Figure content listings
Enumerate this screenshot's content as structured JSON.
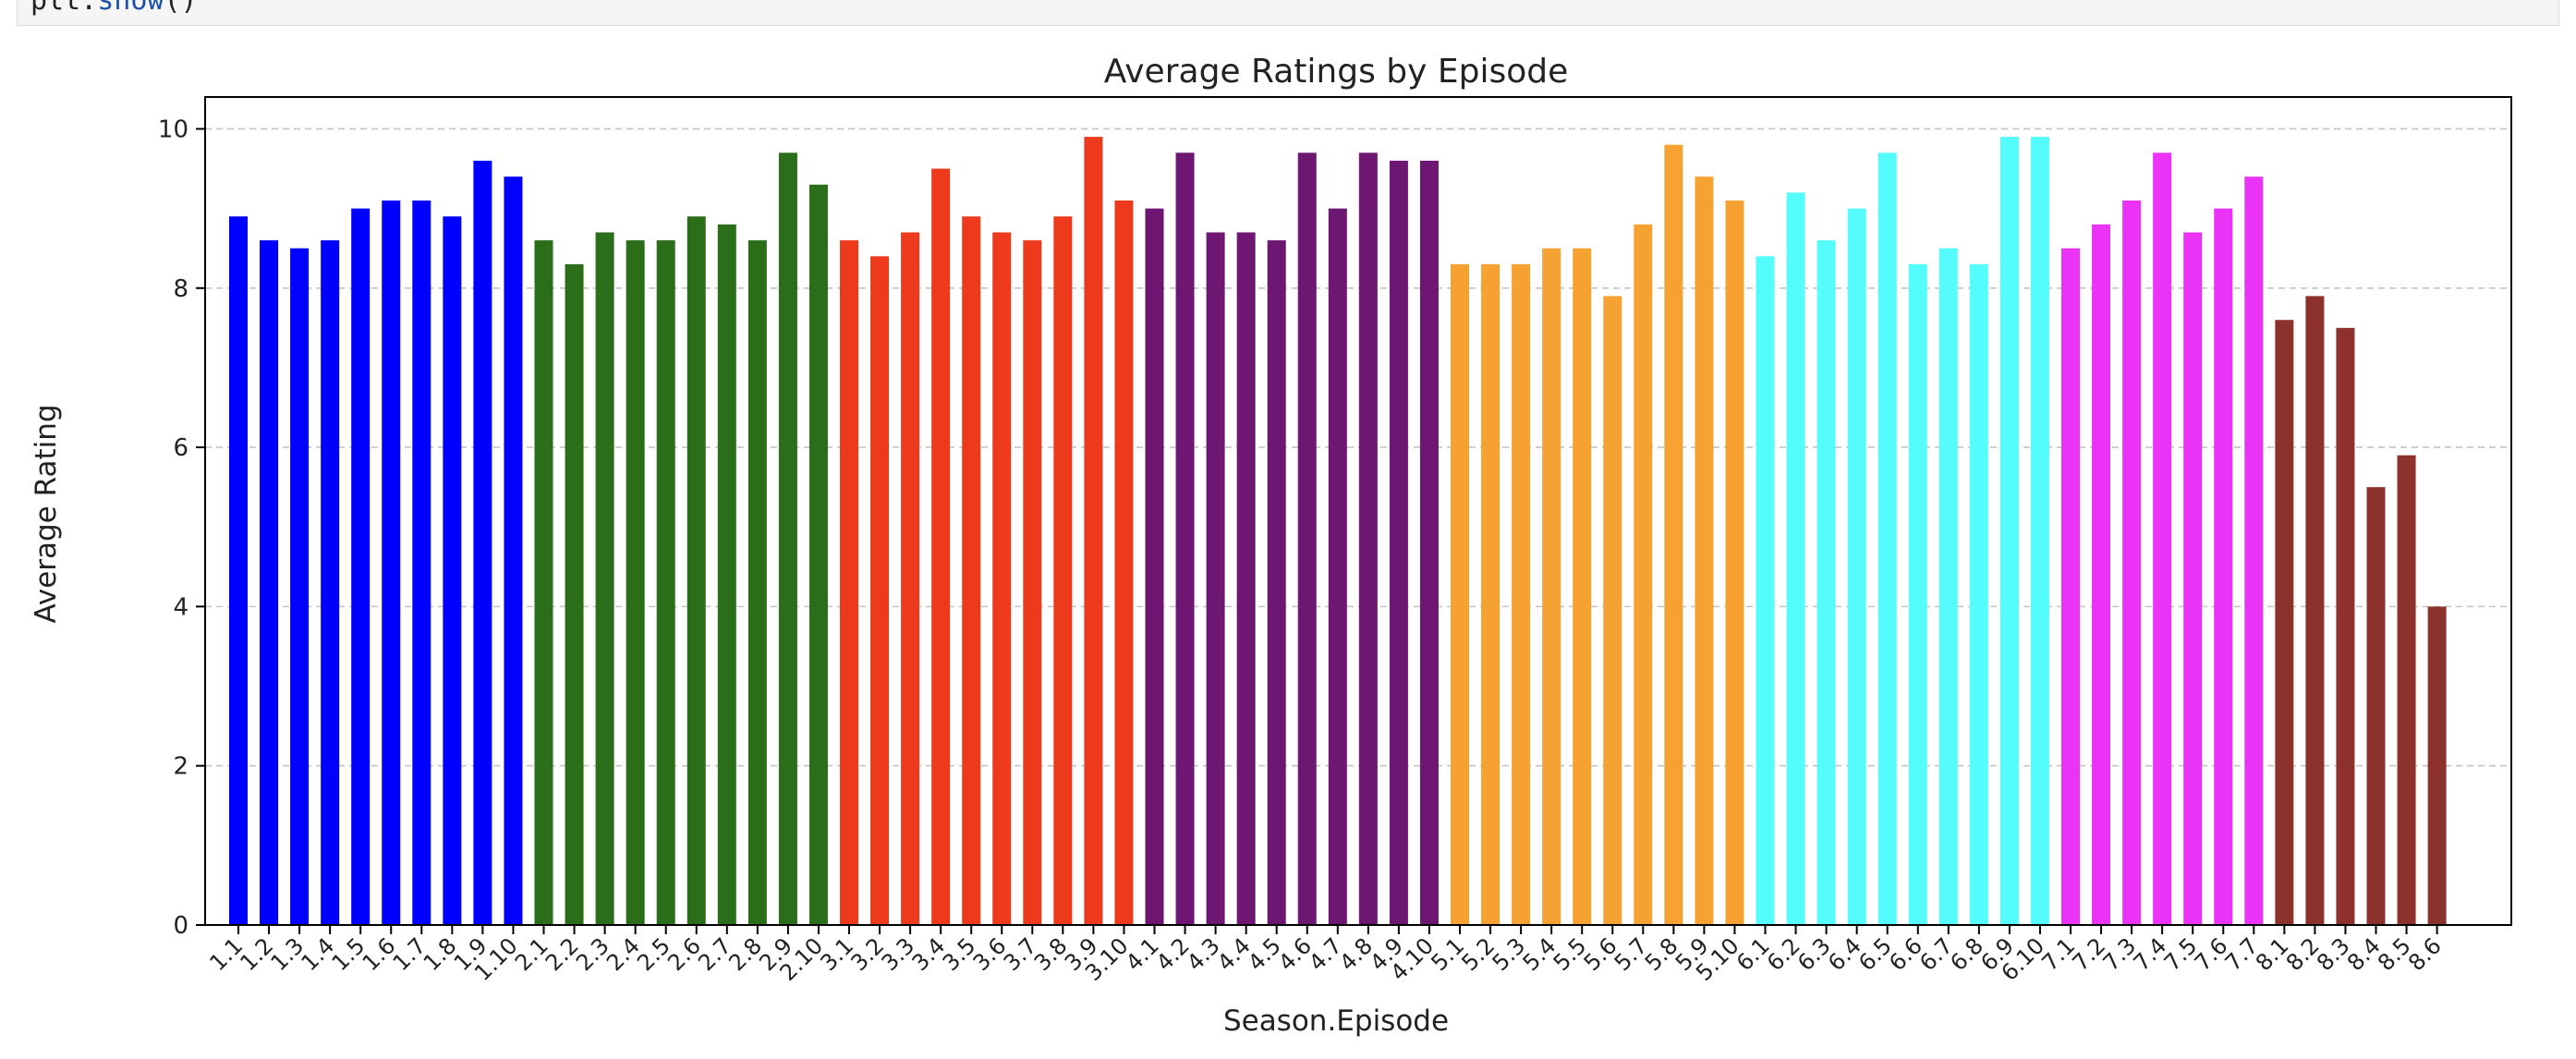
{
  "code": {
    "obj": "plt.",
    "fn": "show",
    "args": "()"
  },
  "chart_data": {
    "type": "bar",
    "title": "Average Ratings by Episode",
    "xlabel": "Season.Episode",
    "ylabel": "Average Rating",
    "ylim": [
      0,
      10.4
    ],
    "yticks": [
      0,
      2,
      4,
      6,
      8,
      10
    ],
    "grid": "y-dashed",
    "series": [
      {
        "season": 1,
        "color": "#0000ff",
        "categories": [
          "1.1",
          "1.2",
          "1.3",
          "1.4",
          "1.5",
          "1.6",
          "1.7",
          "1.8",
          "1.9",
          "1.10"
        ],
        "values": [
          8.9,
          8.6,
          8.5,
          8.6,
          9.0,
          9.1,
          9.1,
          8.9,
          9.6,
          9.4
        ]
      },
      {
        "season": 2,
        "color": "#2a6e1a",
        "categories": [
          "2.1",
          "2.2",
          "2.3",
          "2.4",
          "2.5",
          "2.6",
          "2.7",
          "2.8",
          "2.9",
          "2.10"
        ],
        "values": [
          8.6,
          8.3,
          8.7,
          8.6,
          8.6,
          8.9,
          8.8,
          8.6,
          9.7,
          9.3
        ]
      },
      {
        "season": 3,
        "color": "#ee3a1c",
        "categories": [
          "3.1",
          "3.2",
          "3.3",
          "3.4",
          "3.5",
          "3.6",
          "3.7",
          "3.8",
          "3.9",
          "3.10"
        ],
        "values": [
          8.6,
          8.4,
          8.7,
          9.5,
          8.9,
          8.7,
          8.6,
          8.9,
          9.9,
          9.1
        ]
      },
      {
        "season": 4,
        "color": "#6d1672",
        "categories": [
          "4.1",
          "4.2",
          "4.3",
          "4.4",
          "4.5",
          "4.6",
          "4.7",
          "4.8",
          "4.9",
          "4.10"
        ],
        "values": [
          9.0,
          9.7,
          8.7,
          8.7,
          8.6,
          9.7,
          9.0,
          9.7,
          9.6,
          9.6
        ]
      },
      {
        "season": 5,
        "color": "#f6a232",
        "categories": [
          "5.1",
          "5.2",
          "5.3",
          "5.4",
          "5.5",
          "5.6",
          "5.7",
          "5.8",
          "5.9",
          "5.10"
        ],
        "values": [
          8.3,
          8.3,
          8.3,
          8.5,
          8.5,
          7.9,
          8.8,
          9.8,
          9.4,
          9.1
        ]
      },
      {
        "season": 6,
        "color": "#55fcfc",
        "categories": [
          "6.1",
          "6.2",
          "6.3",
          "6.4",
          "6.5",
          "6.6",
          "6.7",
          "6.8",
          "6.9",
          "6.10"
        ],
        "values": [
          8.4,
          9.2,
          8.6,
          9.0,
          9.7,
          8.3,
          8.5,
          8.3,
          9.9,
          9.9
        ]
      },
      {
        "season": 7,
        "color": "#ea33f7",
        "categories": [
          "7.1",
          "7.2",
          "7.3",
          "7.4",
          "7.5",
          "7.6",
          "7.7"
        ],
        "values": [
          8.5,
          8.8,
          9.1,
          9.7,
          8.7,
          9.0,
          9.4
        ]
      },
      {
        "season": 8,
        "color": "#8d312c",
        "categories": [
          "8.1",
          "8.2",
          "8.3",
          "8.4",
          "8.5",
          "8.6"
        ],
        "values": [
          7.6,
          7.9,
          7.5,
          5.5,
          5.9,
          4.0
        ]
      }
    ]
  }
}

**Work to do:**
Return each full line of the entries that contains the word "Average".

**The answer:**
    "title": "Average Ratings by Episode",
    "ylabel": "Average Rating",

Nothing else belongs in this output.